Without the images, write out the whole listing exactly.

Given records:
==============================

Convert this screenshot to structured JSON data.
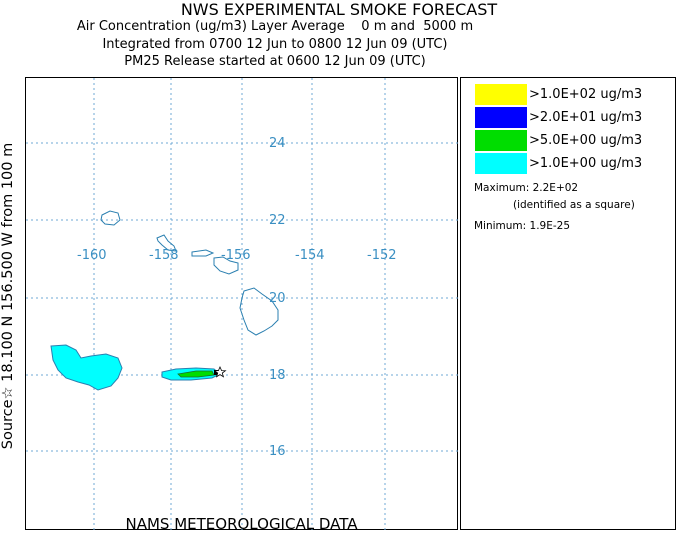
{
  "header": {
    "title": "NWS EXPERIMENTAL SMOKE FORECAST",
    "line1": "Air Concentration (ug/m3) Layer Average    0 m and  5000 m",
    "line2": "Integrated from 0700 12 Jun to 0800 12 Jun 09 (UTC)",
    "line3": "PM25 Release started at 0600 12 Jun 09 (UTC)"
  },
  "side_label": "Source☆ 18.100 N 156.500  W      from  100 m",
  "footer": "NAMS METEOROLOGICAL DATA",
  "map": {
    "lat_labels": [
      "24",
      "22",
      "20",
      "18",
      "16"
    ],
    "lon_labels": [
      "-160",
      "-158",
      "-156",
      "-154",
      "-152"
    ],
    "grid_color": "#6fa8d6",
    "label_color": "#3a8fc2",
    "coast_color": "#2a7fb0",
    "source_marker": "star-icon"
  },
  "legend": {
    "items": [
      {
        "label": ">1.0E+02 ug/m3",
        "color": "#ffff00"
      },
      {
        "label": ">2.0E+01 ug/m3",
        "color": "#0000ff"
      },
      {
        "label": ">5.0E+00 ug/m3",
        "color": "#00dd00"
      },
      {
        "label": ">1.0E+00 ug/m3",
        "color": "#00ffff"
      }
    ],
    "maximum": "Maximum: 2.2E+02",
    "maximum_note": "(identified as a square)",
    "minimum": "Minimum: 1.9E-25"
  }
}
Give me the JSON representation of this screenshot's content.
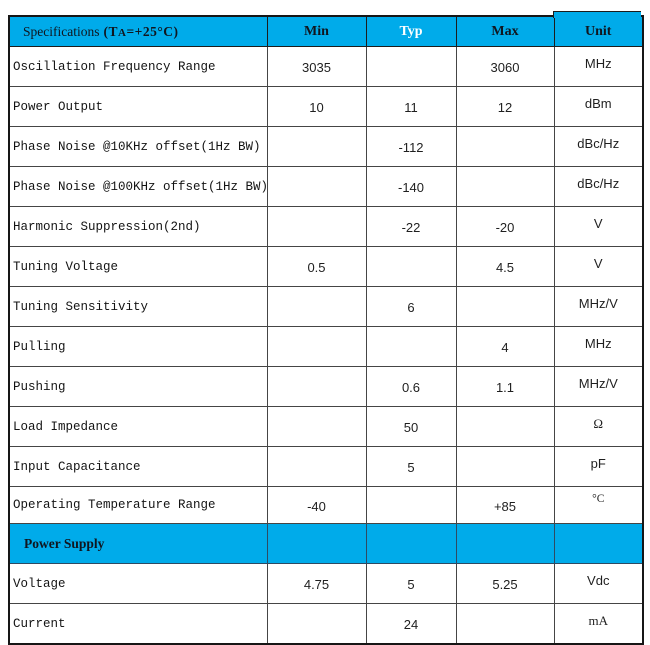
{
  "colors": {
    "accent_cyan": "#00ABEA",
    "typ_header_text": "#FFFFFF"
  },
  "header": {
    "spec_label": "Specifications",
    "cond_open": "(T",
    "cond_sub": "A",
    "cond_rest": "=+25°C)",
    "columns": {
      "min": "Min",
      "typ": "Typ",
      "max": "Max",
      "unit": "Unit"
    }
  },
  "rows": [
    {
      "label": "Oscillation Frequency Range",
      "min": "3035",
      "typ": "",
      "max": "3060",
      "unit": "MHz",
      "section": false
    },
    {
      "label": "Power Output",
      "min": "10",
      "typ": "11",
      "max": "12",
      "unit": "dBm",
      "section": false
    },
    {
      "label": "Phase Noise @10KHz offset(1Hz BW)",
      "min": "",
      "typ": "-112",
      "max": "",
      "unit": "dBc/Hz",
      "section": false
    },
    {
      "label": "Phase Noise @100KHz offset(1Hz BW)",
      "min": "",
      "typ": "-140",
      "max": "",
      "unit": "dBc/Hz",
      "section": false
    },
    {
      "label": "Harmonic Suppression(2nd)",
      "min": "",
      "typ": "-22",
      "max": "-20",
      "unit": "V",
      "section": false
    },
    {
      "label": "Tuning Voltage",
      "min": "0.5",
      "typ": "",
      "max": "4.5",
      "unit": "V",
      "section": false
    },
    {
      "label": "Tuning Sensitivity",
      "min": "",
      "typ": "6",
      "max": "",
      "unit": "MHz/V",
      "section": false
    },
    {
      "label": "Pulling",
      "min": "",
      "typ": "",
      "max": "4",
      "unit": "MHz",
      "section": false
    },
    {
      "label": "Pushing",
      "min": "",
      "typ": "0.6",
      "max": "1.1",
      "unit": "MHz/V",
      "section": false
    },
    {
      "label": "Load Impedance",
      "min": "",
      "typ": "50",
      "max": "",
      "unit": "Ω",
      "section": false
    },
    {
      "label": "Input Capacitance",
      "min": "",
      "typ": "5",
      "max": "",
      "unit": "pF",
      "section": false
    },
    {
      "label": "Operating Temperature Range",
      "min": "-40",
      "typ": "",
      "max": "+85",
      "unit": "°C",
      "section": false
    },
    {
      "label": "Power Supply",
      "min": "",
      "typ": "",
      "max": "",
      "unit": "",
      "section": true
    },
    {
      "label": "Voltage",
      "min": "4.75",
      "typ": "5",
      "max": "5.25",
      "unit": "Vdc",
      "section": false
    },
    {
      "label": "Current",
      "min": "",
      "typ": "24",
      "max": "",
      "unit": "mA",
      "section": false
    }
  ]
}
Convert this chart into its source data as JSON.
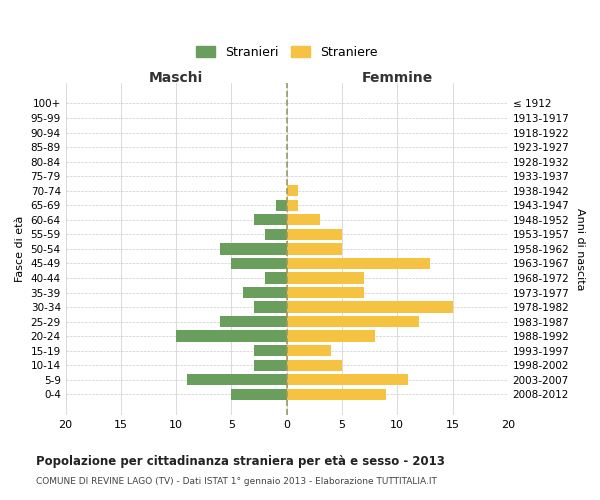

==============================

Solution below:
Convert this screenshot to structured JSON data.
{
  "header": {
    "title": "NWS EXPERIMENTAL SMOKE FORECAST",
    "line1": "Air Concentration (ug/m3) Layer Average    0 m and  5000 m",
    "line2": "Integrated from 0700 12 Jun to 0800 12 Jun 09 (UTC)",
    "line3": "PM25 Release started at 0600 12 Jun 09 (UTC)"
  },
  "side_label": "Source☆ 18.100 N 156.500  W      from  100 m",
  "footer": "NAMS METEOROLOGICAL DATA",
  "map": {
    "lat_labels": [
      "24",
      "22",
      "20",
      "18",
      "16"
    ],
    "lon_labels": [
      "-160",
      "-158",
      "-156",
      "-154",
      "-152"
    ],
    "grid_color": "#6fa8d6",
    "label_color": "#3a8fc2",
    "coast_color": "#2a7fb0",
    "source_marker": "star-icon"
  },
  "legend": {
    "items": [
      {
        "label": ">1.0E+02 ug/m3",
        "color": "#ffff00"
      },
      {
        "label": ">2.0E+01 ug/m3",
        "color": "#0000ff"
      },
      {
        "label": ">5.0E+00 ug/m3",
        "color": "#00dd00"
      },
      {
        "label": ">1.0E+00 ug/m3",
        "color": "#00ffff"
      }
    ],
    "maximum": "Maximum: 2.2E+02",
    "maximum_note": "(identified as a square)",
    "minimum": "Minimum: 1.9E-25"
  }
}
Give me the JSON representation of this screenshot's content.
{
  "colors": {
    "accent_cyan": "#00ABEA",
    "typ_header_text": "#FFFFFF"
  },
  "header": {
    "spec_label": "Specifications",
    "cond_open": "(T",
    "cond_sub": "A",
    "cond_rest": "=+25°C)",
    "columns": {
      "min": "Min",
      "typ": "Typ",
      "max": "Max",
      "unit": "Unit"
    }
  },
  "rows": [
    {
      "label": "Oscillation Frequency Range",
      "min": "3035",
      "typ": "",
      "max": "3060",
      "unit": "MHz",
      "section": false
    },
    {
      "label": "Power Output",
      "min": "10",
      "typ": "11",
      "max": "12",
      "unit": "dBm",
      "section": false
    },
    {
      "label": "Phase Noise @10KHz offset(1Hz BW)",
      "min": "",
      "typ": "-112",
      "max": "",
      "unit": "dBc/Hz",
      "section": false
    },
    {
      "label": "Phase Noise @100KHz offset(1Hz BW)",
      "min": "",
      "typ": "-140",
      "max": "",
      "unit": "dBc/Hz",
      "section": false
    },
    {
      "label": "Harmonic Suppression(2nd)",
      "min": "",
      "typ": "-22",
      "max": "-20",
      "unit": "V",
      "section": false
    },
    {
      "label": "Tuning Voltage",
      "min": "0.5",
      "typ": "",
      "max": "4.5",
      "unit": "V",
      "section": false
    },
    {
      "label": "Tuning Sensitivity",
      "min": "",
      "typ": "6",
      "max": "",
      "unit": "MHz/V",
      "section": false
    },
    {
      "label": "Pulling",
      "min": "",
      "typ": "",
      "max": "4",
      "unit": "MHz",
      "section": false
    },
    {
      "label": "Pushing",
      "min": "",
      "typ": "0.6",
      "max": "1.1",
      "unit": "MHz/V",
      "section": false
    },
    {
      "label": "Load Impedance",
      "min": "",
      "typ": "50",
      "max": "",
      "unit": "Ω",
      "section": false
    },
    {
      "label": "Input Capacitance",
      "min": "",
      "typ": "5",
      "max": "",
      "unit": "pF",
      "section": false
    },
    {
      "label": "Operating Temperature Range",
      "min": "-40",
      "typ": "",
      "max": "+85",
      "unit": "°C",
      "section": false
    },
    {
      "label": "Power Supply",
      "min": "",
      "typ": "",
      "max": "",
      "unit": "",
      "section": true
    },
    {
      "label": "Voltage",
      "min": "4.75",
      "typ": "5",
      "max": "5.25",
      "unit": "Vdc",
      "section": false
    },
    {
      "label": "Current",
      "min": "",
      "typ": "24",
      "max": "",
      "unit": "mA",
      "section": false
    }
  ]
}
Convert this chart into its source data as JSON.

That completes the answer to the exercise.